Requirements - Find every line in the records below that holds the word "контроля", and copy each one.

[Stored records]
## Begin

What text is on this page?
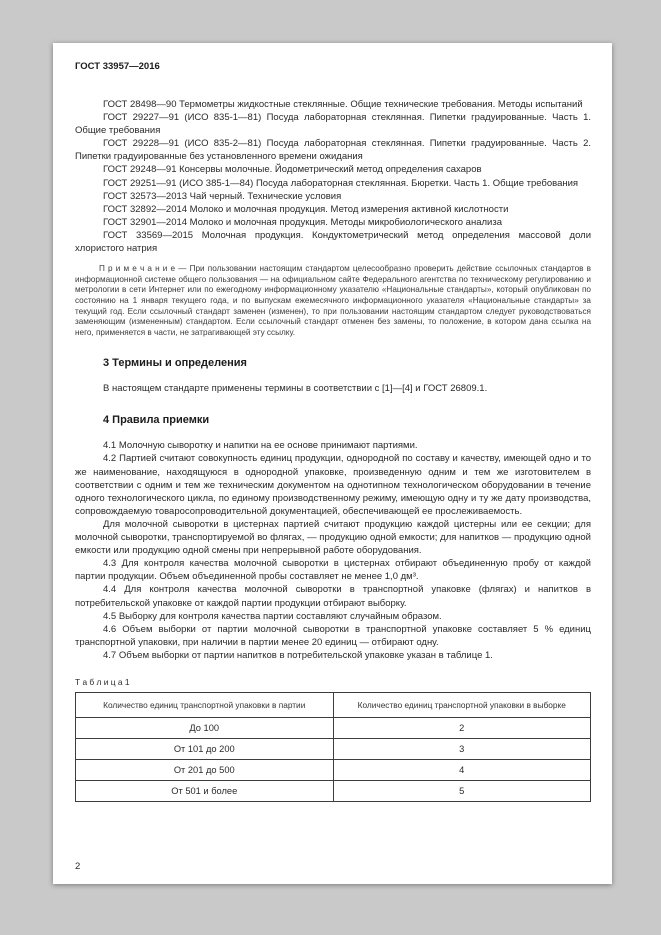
ГОСТ 33957—2016

ГОСТ 28498—90 Термометры жидкостные стеклянные. Общие технические требования. Методы испытаний

ГОСТ 29227—91 (ИСО 835-1—81) Посуда лабораторная стеклянная. Пипетки градуированные. Часть 1. Общие требования

ГОСТ 29228—91 (ИСО 835-2—81) Посуда лабораторная стеклянная. Пипетки градуированные. Часть 2. Пипетки градуированные без установленного времени ожидания

ГОСТ 29248—91 Консервы молочные. Йодометрический метод определения сахаров

ГОСТ 29251—91 (ИСО 385-1—84) Посуда лабораторная стеклянная. Бюретки. Часть 1. Общие требования

ГОСТ 32573—2013 Чай черный. Технические условия

ГОСТ 32892—2014 Молоко и молочная продукция. Метод измерения активной кислотности

ГОСТ 32901—2014 Молоко и молочная продукция. Методы микробиологического анализа

ГОСТ 33569—2015 Молочная продукция. Кондуктометрический метод определения массовой доли хлористого натрия

П р и м е ч а н и е — При пользовании настоящим стандартом целесообразно проверить действие ссылочных стандартов в информационной системе общего пользования — на официальном сайте Федерального агентства по техническому регулированию и метрологии в сети Интернет или по ежегодному информационному указателю «Национальные стандарты», который опубликован по состоянию на 1 января текущего года, и по выпускам ежемесячного информационного указателя «Национальные стандарты» за текущий год. Если ссылочный стандарт заменен (изменен), то при пользовании настоящим стандартом следует руководствоваться заменяющим (измененным) стандартом. Если ссылочный стандарт отменен без замены, то положение, в котором дана ссылка на него, применяется в части, не затрагивающей эту ссылку.
3 Термины и определения

В настоящем стандарте применены термины в соответствии с [1]—[4] и ГОСТ 26809.1.

4 Правила приемки

4.1 Молочную сыворотку и напитки на ее основе принимают партиями.

4.2 Партией считают совокупность единиц продукции, однородной по составу и качеству, имеющей одно и то же наименование, находящуюся в однородной упаковке, произведенную одним и тем же изготовителем в соответствии с одним и тем же техническим документом на однотипном технологическом оборудовании в течение одного технологического цикла, по единому производственному режиму, имеющую одну и ту же дату производства, сопровождаемую товаросопроводительной документацией, обеспечивающей ее прослеживаемость.

Для молочной сыворотки в цистернах партией считают продукцию каждой цистерны или ее секции; для молочной сыворотки, транспортируемой во флягах, — продукцию одной емкости; для напитков — продукцию одной емкости или продукцию одной смены при непрерывной работе оборудования.

4.3 Для контроля качества молочной сыворотки в цистернах отбирают объединенную пробу от каждой партии продукции. Объем объединенной пробы составляет не менее 1,0 дм³.

4.4 Для контроля качества молочной сыворотки в транспортной упаковке (флягах) и напитков в потребительской упаковке от каждой партии продукции отбирают выборку.

4.5 Выборку для контроля качества партии составляют случайным образом.

4.6 Объем выборки от партии молочной сыворотки в транспортной упаковке составляет 5 % единиц транспортной упаковки, при наличии в партии менее 20 единиц — отбирают одну.

4.7 Объем выборки от партии напитков в потребительской упаковке указан в таблице 1.

Т а б л и ц а 1
Количество единиц транспортной упаковки в партии	Количество единиц транспортной упаковки в выборке
До 100	2
От 101 до 200	3
От 201 до 500	4
От 501 и более	5
2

## End

Response for this exercise -
4.3 Для контроля качества молочной сыворотки в цистернах отбирают объединенную пробу от каждой партии продукции. Объем объединенной пробы составляет не менее 1,0 дм³.
4.4 Для контроля качества молочной сыворотки в транспортной упаковке (флягах) и напитков в потребительской упаковке от каждой партии продукции отбирают выборку.
4.5 Выборку для контроля качества партии составляют случайным образом.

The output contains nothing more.